__Supplied passage__.
*****

Bale, on the other hand is greatly underserved by the script and the direction. His John Connor, as much a leader of the Resistance as he is a reluctant messiah reaching out to the remaining pockets of humanity armed with a ham radio and everything his mother ever told him, never quite becomes compelling enough and it's not entirely his fault. Not for one moment do you see the man who inspires countless others, like Kyle Reese, to soldier on in the face of certain annihilation. It's almost as if writers John Brancato and Michael Ferris expect the audience to do all of their legwork for them. We all know that John Connor is this amazing leader who has a remarkable ability to inspire his soldiers, but we only know that because we saw the first Terminator movie and Michael Biehn told us so. This film was the great opportunity to see Connor in action, striving and working towards ascending to this height – to show why this is a man that other men are willing to die for. There's just not enough in the movie to inform us (to liberally paraphrase Dennis Green) that he is who they said he was. I almost wish the "What don't you fking understand?!!" diatribe had made it into the film. That would have at least given Bale something interesting to play.

In uneven fashion, there are patches of blah here and there interspersed with some neat action sequences. I especially enjoyed a series of scenes where Marcus attempts to escape L.A with a teenaged Kyle Reese (Anton Yelchin) and a mute little girl named Star (Jadagrace) in tow. There are T-600s and Hunter-Killer flying machines as well as a 50-foot-tall Terminator with a gun for a head all trying to track down and destroy this sorry little band. Even in the year 2018 with hardly any folks left, driving down the Freeway is still its own kind of miserable hell.

*****

__Recorded information__.
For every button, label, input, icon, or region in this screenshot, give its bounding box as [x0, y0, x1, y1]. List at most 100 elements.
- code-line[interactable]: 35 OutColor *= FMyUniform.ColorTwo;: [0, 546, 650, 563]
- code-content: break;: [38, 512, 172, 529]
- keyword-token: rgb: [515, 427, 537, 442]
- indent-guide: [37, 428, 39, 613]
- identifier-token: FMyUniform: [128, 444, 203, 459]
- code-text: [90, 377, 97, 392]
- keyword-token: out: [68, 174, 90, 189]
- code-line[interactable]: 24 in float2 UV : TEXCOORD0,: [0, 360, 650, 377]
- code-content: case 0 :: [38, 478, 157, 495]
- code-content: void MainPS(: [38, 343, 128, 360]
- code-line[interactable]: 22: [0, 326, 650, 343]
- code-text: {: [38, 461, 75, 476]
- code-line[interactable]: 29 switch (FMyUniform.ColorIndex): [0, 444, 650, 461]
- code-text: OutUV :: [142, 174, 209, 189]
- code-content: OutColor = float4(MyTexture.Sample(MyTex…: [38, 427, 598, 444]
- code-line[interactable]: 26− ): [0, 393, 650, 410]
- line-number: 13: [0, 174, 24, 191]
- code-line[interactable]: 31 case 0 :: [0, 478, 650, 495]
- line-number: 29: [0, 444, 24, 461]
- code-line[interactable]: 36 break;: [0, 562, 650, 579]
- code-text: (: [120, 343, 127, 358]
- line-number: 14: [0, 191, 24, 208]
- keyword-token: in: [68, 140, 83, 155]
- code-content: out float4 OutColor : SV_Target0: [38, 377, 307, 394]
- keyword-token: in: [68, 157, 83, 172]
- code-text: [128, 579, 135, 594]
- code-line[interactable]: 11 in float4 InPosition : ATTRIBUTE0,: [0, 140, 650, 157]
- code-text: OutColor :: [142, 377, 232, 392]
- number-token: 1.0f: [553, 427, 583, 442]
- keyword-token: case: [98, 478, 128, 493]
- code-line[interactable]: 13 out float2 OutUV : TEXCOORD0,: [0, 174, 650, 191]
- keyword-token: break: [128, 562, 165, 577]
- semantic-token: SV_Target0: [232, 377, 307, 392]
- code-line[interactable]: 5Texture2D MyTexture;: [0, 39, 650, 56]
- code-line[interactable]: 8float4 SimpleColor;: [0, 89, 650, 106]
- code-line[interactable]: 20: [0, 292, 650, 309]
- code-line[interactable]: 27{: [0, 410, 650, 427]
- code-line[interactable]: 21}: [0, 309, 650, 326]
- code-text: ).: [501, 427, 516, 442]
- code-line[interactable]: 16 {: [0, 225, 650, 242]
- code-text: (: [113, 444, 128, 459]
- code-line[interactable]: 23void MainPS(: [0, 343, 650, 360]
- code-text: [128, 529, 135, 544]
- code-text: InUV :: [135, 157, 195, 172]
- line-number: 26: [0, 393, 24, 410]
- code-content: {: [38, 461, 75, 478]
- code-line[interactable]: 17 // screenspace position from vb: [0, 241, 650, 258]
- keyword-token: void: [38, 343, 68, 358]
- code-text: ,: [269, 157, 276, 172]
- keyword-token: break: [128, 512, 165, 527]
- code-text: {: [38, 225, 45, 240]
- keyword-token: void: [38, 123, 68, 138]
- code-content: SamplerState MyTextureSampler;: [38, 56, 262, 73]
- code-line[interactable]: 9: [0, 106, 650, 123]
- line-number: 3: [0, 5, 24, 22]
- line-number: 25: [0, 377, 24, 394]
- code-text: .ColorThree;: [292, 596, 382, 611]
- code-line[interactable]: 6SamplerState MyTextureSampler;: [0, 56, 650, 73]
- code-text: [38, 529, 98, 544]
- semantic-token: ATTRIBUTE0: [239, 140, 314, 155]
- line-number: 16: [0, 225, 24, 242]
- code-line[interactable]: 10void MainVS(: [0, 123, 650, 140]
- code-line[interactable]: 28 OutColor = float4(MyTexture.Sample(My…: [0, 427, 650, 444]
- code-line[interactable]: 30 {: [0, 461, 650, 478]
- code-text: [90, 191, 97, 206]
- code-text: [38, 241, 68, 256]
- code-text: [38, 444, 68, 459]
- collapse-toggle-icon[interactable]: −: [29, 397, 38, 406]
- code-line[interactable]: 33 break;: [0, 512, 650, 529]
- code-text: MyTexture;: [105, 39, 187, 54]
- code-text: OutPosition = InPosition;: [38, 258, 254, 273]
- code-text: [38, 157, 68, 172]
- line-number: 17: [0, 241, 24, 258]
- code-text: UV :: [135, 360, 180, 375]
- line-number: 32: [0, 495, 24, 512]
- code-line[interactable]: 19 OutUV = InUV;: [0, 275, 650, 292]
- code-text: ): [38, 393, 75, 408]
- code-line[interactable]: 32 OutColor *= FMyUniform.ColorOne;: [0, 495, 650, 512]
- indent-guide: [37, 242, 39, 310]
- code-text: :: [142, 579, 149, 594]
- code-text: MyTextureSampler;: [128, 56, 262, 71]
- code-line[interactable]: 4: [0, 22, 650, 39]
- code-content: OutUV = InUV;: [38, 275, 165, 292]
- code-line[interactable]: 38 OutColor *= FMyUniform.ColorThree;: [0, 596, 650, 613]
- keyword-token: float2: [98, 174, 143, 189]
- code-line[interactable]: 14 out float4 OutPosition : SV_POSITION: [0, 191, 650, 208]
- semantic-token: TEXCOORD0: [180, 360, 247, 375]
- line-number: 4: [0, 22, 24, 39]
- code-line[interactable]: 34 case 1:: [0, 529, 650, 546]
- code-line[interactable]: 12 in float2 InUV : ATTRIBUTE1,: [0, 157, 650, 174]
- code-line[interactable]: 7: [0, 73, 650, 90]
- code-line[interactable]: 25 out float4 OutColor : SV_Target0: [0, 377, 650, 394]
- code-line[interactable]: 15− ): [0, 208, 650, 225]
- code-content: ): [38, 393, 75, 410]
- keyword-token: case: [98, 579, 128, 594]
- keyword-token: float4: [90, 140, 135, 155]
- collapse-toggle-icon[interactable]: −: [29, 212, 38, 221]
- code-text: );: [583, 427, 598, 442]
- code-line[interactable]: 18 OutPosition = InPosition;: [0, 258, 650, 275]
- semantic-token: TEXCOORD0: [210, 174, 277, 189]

*****

__Required tasks__.
[A] Decide whether each statement agrees with the Terminator film review, answering yes or no and quoting the words of the review that settle it: (i) The film's writers are John Brancato and Michael Ferris. (ii) Star is a little girl who talks a great deal. (iii) One Terminator in the film has a gun for a head.
[B] Please write the next paragraph of the Terminator film review, starting after its final sentence.
The data is not needed for anything here.

__Responses to the tasks__.
[A]
(i) Yes: "writers John Brancato and Michael Ferris"
(ii) No: "a mute little girl named Star (Jadagrace)"
(iii) Yes: "a 50-foot-tall Terminator with a gun for a head"

[B]
The biggest thing that's missing from this sequel is the center. This is also the film's most egregious error. The first 2 Terminator films had the wonderful focal point of Sarah Connor and how her life is inexorably changed by the appearance of the T-800 into her world. Even with all manner of killer cyborgs, explosions, sentient computer systems and nuclear holocaust afoot, the emotional center of those films relied on her relationships with Kyle and later the adolescent John Connor. The strength she finds in herself through her love for them and that same strength which she then turns around and passes on to them is what provides the breadth of soul to those two movies. Passion like this is sorely missing in Salvation until the denouement and by then it feels almost ungraciously tacked on. In simple terms, somebody needs a heart and somebody loses one. It's too bad this movie only finds its heart when it's too little, too late.